-- START Data supplied --

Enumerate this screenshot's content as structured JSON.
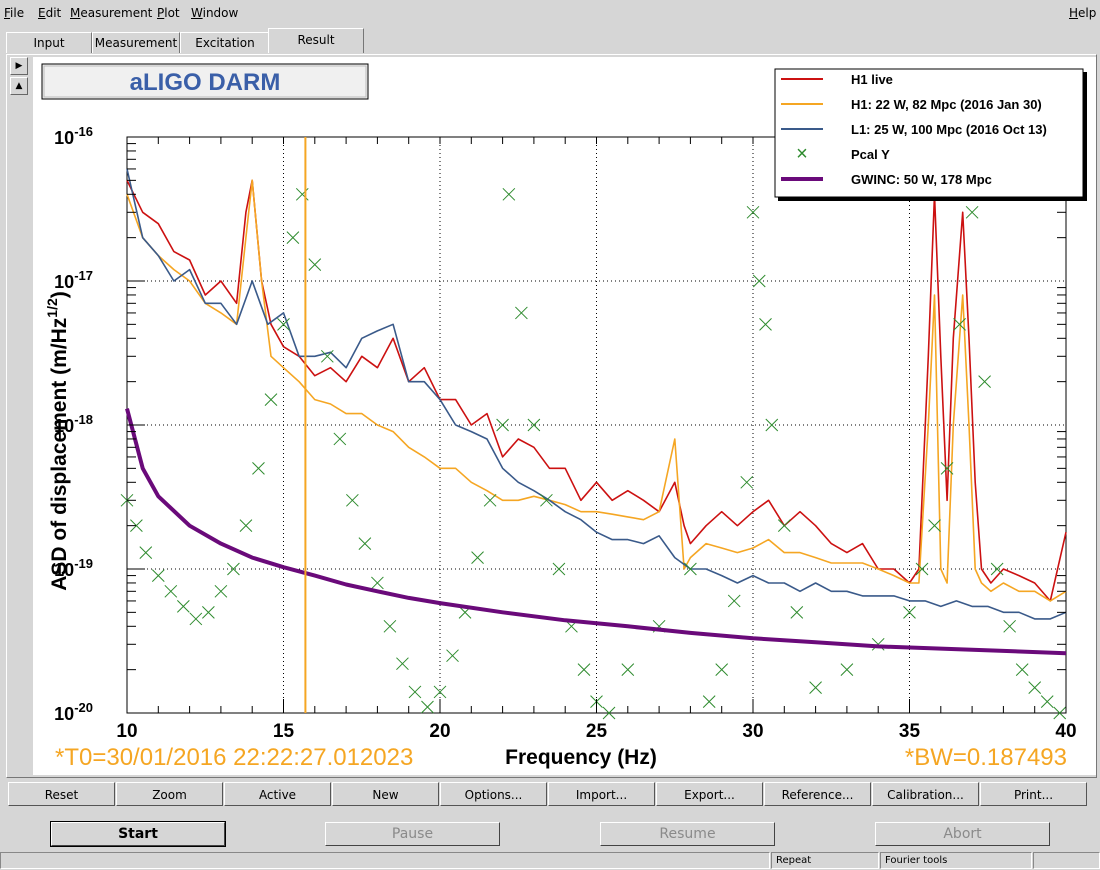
{
  "menu": {
    "items": [
      "File",
      "Edit",
      "Measurement",
      "Plot",
      "Window"
    ],
    "help": "Help"
  },
  "tabs": {
    "items": [
      "Input",
      "Measurement",
      "Excitation",
      "Result"
    ],
    "active": "Result"
  },
  "plot": {
    "title_box": "aLIGO DARM",
    "t0_label": "*T0=30/01/2016 22:22:27.012023",
    "bw_label": "*BW=0.187493",
    "colors": {
      "h1_live": "#cc1111",
      "h1_2016": "#f5a623",
      "l1_2016": "#3a5a8a",
      "pcal": "#2e8b2e",
      "gwinc": "#6a0a7a",
      "cursor": "#f5a623"
    }
  },
  "chart_data": {
    "type": "line",
    "xlabel": "Frequency (Hz)",
    "ylabel": "ASD of displacement (m/Hz",
    "ylabel_sup": "1/2",
    "ylabel_end": ")",
    "xlim": [
      10,
      40
    ],
    "ylim": [
      1e-20,
      1e-16
    ],
    "yscale": "log",
    "grid": true,
    "legend_position": "top-right",
    "x_ticks": [
      10,
      15,
      20,
      25,
      30,
      35,
      40
    ],
    "y_ticks": [
      {
        "value": 1e-16,
        "base": "10",
        "exp": "-16"
      },
      {
        "value": 1e-17,
        "base": "10",
        "exp": "-17"
      },
      {
        "value": 1e-18,
        "base": "10",
        "exp": "-18"
      },
      {
        "value": 1e-19,
        "base": "10",
        "exp": "-19"
      },
      {
        "value": 1e-20,
        "base": "10",
        "exp": "-20"
      }
    ],
    "cursor_x": 15.7,
    "series": [
      {
        "name": "H1 live",
        "color": "#cc1111",
        "style": "line",
        "x": [
          10,
          10.5,
          11,
          11.5,
          12,
          12.5,
          13,
          13.5,
          13.8,
          14,
          14.3,
          14.6,
          15,
          15.5,
          16,
          16.5,
          17,
          17.5,
          18,
          18.5,
          19,
          19.5,
          20,
          20.5,
          21,
          21.5,
          22,
          22.5,
          23,
          23.5,
          24,
          24.5,
          25,
          25.5,
          26,
          26.5,
          27,
          27.5,
          27.8,
          28,
          28.5,
          29,
          29.5,
          30,
          30.5,
          31,
          31.5,
          32,
          32.5,
          33,
          33.5,
          34,
          34.5,
          35,
          35.3,
          35.6,
          35.8,
          36,
          36.2,
          36.4,
          36.7,
          36.9,
          37.1,
          37.3,
          37.6,
          38,
          38.5,
          39,
          39.5,
          40
        ],
        "y": [
          5e-17,
          3e-17,
          2.5e-17,
          1.6e-17,
          1.4e-17,
          8e-18,
          1e-17,
          7e-18,
          3e-17,
          5e-17,
          1e-17,
          5e-18,
          3.5e-18,
          3e-18,
          2.2e-18,
          2.5e-18,
          2e-18,
          3e-18,
          2.5e-18,
          4e-18,
          2e-18,
          2.5e-18,
          1.5e-18,
          1.5e-18,
          1e-18,
          1.2e-18,
          6e-19,
          8e-19,
          7e-19,
          5e-19,
          5e-19,
          3e-19,
          4e-19,
          3e-19,
          3.5e-19,
          3e-19,
          2.5e-19,
          4e-19,
          2e-19,
          1.5e-19,
          2e-19,
          2.5e-19,
          2e-19,
          2.5e-19,
          3e-19,
          2e-19,
          2.5e-19,
          2e-19,
          1.5e-19,
          1.3e-19,
          1.5e-19,
          1e-19,
          1e-19,
          8e-20,
          1e-19,
          3e-18,
          4e-17,
          3e-18,
          3e-19,
          4e-18,
          3e-17,
          4e-18,
          4e-19,
          1e-19,
          8e-20,
          1e-19,
          9e-20,
          8e-20,
          6e-20,
          1.8e-19
        ]
      },
      {
        "name": "H1: 22 W, 82 Mpc (2016 Jan 30)",
        "color": "#f5a623",
        "style": "line",
        "x": [
          10,
          10.5,
          11,
          11.5,
          12,
          12.5,
          13,
          13.5,
          13.8,
          14,
          14.3,
          14.6,
          15,
          15.5,
          16,
          16.5,
          17,
          17.5,
          18,
          18.5,
          19,
          19.5,
          20,
          20.5,
          21,
          21.5,
          22,
          22.5,
          23,
          23.5,
          24,
          24.5,
          25,
          25.5,
          26,
          26.5,
          27,
          27.5,
          27.8,
          28,
          28.5,
          29,
          29.5,
          30,
          30.5,
          31,
          31.5,
          32,
          32.5,
          33,
          33.5,
          34,
          34.5,
          35,
          35.3,
          35.6,
          35.8,
          36,
          36.2,
          36.4,
          36.7,
          36.9,
          37.1,
          37.3,
          37.6,
          38,
          38.5,
          39,
          39.5,
          40
        ],
        "y": [
          4e-17,
          2e-17,
          1.5e-17,
          1.2e-17,
          1e-17,
          7e-18,
          6e-18,
          5e-18,
          2e-17,
          5e-17,
          1e-17,
          3e-18,
          2.5e-18,
          2e-18,
          1.5e-18,
          1.4e-18,
          1.2e-18,
          1.2e-18,
          1e-18,
          9e-19,
          7e-19,
          6e-19,
          5e-19,
          5e-19,
          4e-19,
          3.5e-19,
          3e-19,
          3e-19,
          3.2e-19,
          3e-19,
          2.8e-19,
          2.5e-19,
          2.5e-19,
          2.4e-19,
          2.3e-19,
          2.2e-19,
          2.5e-19,
          8e-19,
          1e-19,
          1.2e-19,
          1.5e-19,
          1.4e-19,
          1.3e-19,
          1.4e-19,
          1.6e-19,
          1.3e-19,
          1.3e-19,
          1.2e-19,
          1.1e-19,
          1.1e-19,
          1.1e-19,
          1e-19,
          9e-20,
          8e-20,
          8e-20,
          1e-18,
          8e-18,
          1e-19,
          8e-20,
          1e-18,
          8e-18,
          1e-18,
          1e-19,
          8e-20,
          7e-20,
          8e-20,
          7e-20,
          7e-20,
          6e-20,
          7e-20
        ]
      },
      {
        "name": "L1: 25 W, 100 Mpc (2016 Oct 13)",
        "color": "#3a5a8a",
        "style": "line",
        "x": [
          10,
          10.5,
          11,
          11.5,
          12,
          12.5,
          13,
          13.5,
          14,
          14.5,
          15,
          15.5,
          16,
          16.5,
          17,
          17.5,
          18,
          18.5,
          19,
          19.5,
          20,
          20.5,
          21,
          21.5,
          22,
          22.5,
          23,
          23.5,
          24,
          24.5,
          25,
          25.5,
          26,
          26.5,
          27,
          27.5,
          28,
          28.5,
          29,
          29.5,
          30,
          30.5,
          31,
          31.5,
          32,
          32.5,
          33,
          33.5,
          34,
          34.5,
          35,
          35.5,
          36,
          36.5,
          37,
          37.5,
          38,
          38.5,
          39,
          39.5,
          40
        ],
        "y": [
          6e-17,
          2e-17,
          1.5e-17,
          1e-17,
          1.2e-17,
          7e-18,
          7e-18,
          5e-18,
          1e-17,
          5e-18,
          6e-18,
          3e-18,
          3e-18,
          3.2e-18,
          2.5e-18,
          4e-18,
          4.5e-18,
          5e-18,
          2e-18,
          2e-18,
          1.5e-18,
          1e-18,
          9e-19,
          8e-19,
          5e-19,
          4e-19,
          3.5e-19,
          3e-19,
          2.5e-19,
          2.2e-19,
          1.8e-19,
          1.6e-19,
          1.6e-19,
          1.5e-19,
          1.7e-19,
          1.2e-19,
          1e-19,
          1e-19,
          9e-20,
          8e-20,
          9e-20,
          8e-20,
          8e-20,
          7e-20,
          8e-20,
          7e-20,
          7e-20,
          6.5e-20,
          6.5e-20,
          6.5e-20,
          6e-20,
          6e-20,
          5.5e-20,
          6e-20,
          5.5e-20,
          5.5e-20,
          5e-20,
          5e-20,
          4.5e-20,
          4.5e-20,
          5e-20
        ]
      },
      {
        "name": "Pcal Y",
        "color": "#2e8b2e",
        "style": "marker",
        "x": [
          10,
          10.3,
          10.6,
          11,
          11.4,
          11.8,
          12.2,
          12.6,
          13,
          13.4,
          13.8,
          14.2,
          14.6,
          15,
          15.3,
          15.6,
          16,
          16.4,
          16.8,
          17.2,
          17.6,
          18,
          18.4,
          18.8,
          19.2,
          19.6,
          20,
          20.4,
          20.8,
          21.2,
          21.6,
          22,
          22.2,
          22.6,
          23,
          23.4,
          23.8,
          24.2,
          24.6,
          25,
          25.4,
          26,
          27,
          28,
          28.6,
          29,
          29.4,
          29.8,
          30,
          30.2,
          30.4,
          30.6,
          31,
          31.4,
          32,
          33,
          34,
          35,
          35.4,
          35.8,
          36.2,
          36.6,
          37,
          37.4,
          37.8,
          38.2,
          38.6,
          39,
          39.4,
          39.8
        ],
        "y": [
          3e-19,
          2e-19,
          1.3e-19,
          9e-20,
          7e-20,
          5.5e-20,
          4.5e-20,
          5e-20,
          7e-20,
          1e-19,
          2e-19,
          5e-19,
          1.5e-18,
          5e-18,
          2e-17,
          4e-17,
          1.3e-17,
          3e-18,
          8e-19,
          3e-19,
          1.5e-19,
          8e-20,
          4e-20,
          2.2e-20,
          1.4e-20,
          1.1e-20,
          1.4e-20,
          2.5e-20,
          5e-20,
          1.2e-19,
          3e-19,
          1e-18,
          4e-17,
          6e-18,
          1e-18,
          3e-19,
          1e-19,
          4e-20,
          2e-20,
          1.2e-20,
          1e-20,
          2e-20,
          4e-20,
          1e-19,
          1.2e-20,
          2e-20,
          6e-20,
          4e-19,
          3e-17,
          1e-17,
          5e-18,
          1e-18,
          2e-19,
          5e-20,
          1.5e-20,
          2e-20,
          3e-20,
          5e-20,
          1e-19,
          2e-19,
          5e-19,
          5e-18,
          3e-17,
          2e-18,
          1e-19,
          4e-20,
          2e-20,
          1.5e-20,
          1.2e-20,
          1e-20
        ]
      },
      {
        "name": "GWINC: 50 W, 178 Mpc",
        "color": "#6a0a7a",
        "style": "thick-line",
        "x": [
          10,
          10.5,
          11,
          12,
          13,
          14,
          15,
          16,
          17,
          18,
          19,
          20,
          22,
          24,
          26,
          28,
          30,
          32,
          34,
          36,
          38,
          40
        ],
        "y": [
          1.3e-18,
          5e-19,
          3.2e-19,
          2e-19,
          1.5e-19,
          1.2e-19,
          1.03e-19,
          9e-20,
          7.8e-20,
          7e-20,
          6.3e-20,
          5.8e-20,
          5e-20,
          4.4e-20,
          4e-20,
          3.6e-20,
          3.3e-20,
          3.1e-20,
          2.9e-20,
          2.8e-20,
          2.7e-20,
          2.6e-20
        ]
      }
    ]
  },
  "toolbar": {
    "buttons": [
      "Reset",
      "Zoom",
      "Active",
      "New",
      "Options...",
      "Import...",
      "Export...",
      "Reference...",
      "Calibration...",
      "Print..."
    ]
  },
  "controls": {
    "start": "Start",
    "pause": "Pause",
    "resume": "Resume",
    "abort": "Abort"
  },
  "statusbar": {
    "repeat": "Repeat",
    "fourier": "Fourier tools"
  }
}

-- END Data supplied --

* Task to complete:
Among the entries, how many lines include the word "name"? Answer with a single number and nothing further.

* Expected output:
5